DIRECTIVE
Copy every line of the following data that includes the string "General".

Start of SUPPLIED DATA

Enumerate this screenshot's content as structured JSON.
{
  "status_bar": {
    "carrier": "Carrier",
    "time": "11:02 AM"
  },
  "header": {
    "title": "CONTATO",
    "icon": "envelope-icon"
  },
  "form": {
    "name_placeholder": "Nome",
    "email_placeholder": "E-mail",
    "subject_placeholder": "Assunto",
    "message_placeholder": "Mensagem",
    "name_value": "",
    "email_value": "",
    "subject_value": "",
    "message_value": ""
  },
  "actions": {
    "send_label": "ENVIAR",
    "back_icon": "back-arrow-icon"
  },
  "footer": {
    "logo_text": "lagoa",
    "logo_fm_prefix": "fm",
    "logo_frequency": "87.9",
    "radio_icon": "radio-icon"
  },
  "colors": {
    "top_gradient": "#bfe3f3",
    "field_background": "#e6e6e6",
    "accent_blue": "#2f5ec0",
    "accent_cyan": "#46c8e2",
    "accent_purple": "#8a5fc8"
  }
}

End of SUPPLIED DATA
Start of SUPPLIED DATA

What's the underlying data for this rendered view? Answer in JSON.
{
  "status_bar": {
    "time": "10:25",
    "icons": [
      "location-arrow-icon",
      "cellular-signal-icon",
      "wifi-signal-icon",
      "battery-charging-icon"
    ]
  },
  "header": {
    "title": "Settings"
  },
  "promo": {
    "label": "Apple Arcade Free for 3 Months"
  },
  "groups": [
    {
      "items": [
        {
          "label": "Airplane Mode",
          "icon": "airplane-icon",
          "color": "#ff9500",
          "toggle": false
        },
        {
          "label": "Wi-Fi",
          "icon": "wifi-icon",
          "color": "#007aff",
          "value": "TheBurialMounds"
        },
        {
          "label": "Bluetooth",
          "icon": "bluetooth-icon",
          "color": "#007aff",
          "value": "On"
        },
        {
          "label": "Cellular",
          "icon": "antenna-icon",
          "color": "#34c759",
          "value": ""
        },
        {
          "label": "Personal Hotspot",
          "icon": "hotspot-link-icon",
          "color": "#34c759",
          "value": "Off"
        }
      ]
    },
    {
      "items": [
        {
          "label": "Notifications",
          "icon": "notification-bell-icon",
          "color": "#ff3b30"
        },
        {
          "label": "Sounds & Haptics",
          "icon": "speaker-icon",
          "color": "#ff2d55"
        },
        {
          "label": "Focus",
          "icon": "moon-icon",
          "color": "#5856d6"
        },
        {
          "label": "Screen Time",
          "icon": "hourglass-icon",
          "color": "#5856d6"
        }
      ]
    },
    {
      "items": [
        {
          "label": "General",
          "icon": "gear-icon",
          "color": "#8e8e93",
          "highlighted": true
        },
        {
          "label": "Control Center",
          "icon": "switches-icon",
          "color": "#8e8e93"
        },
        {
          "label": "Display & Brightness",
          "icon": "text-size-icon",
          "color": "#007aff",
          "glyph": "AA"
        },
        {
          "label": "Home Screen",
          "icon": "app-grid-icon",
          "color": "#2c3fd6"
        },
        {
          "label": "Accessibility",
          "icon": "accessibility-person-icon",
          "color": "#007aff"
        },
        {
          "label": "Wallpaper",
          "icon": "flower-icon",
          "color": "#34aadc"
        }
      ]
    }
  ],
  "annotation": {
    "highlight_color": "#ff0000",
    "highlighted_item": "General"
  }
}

End of SUPPLIED DATA

FINAL ANSWER
          "label": "General",
    "highlighted_item": "General"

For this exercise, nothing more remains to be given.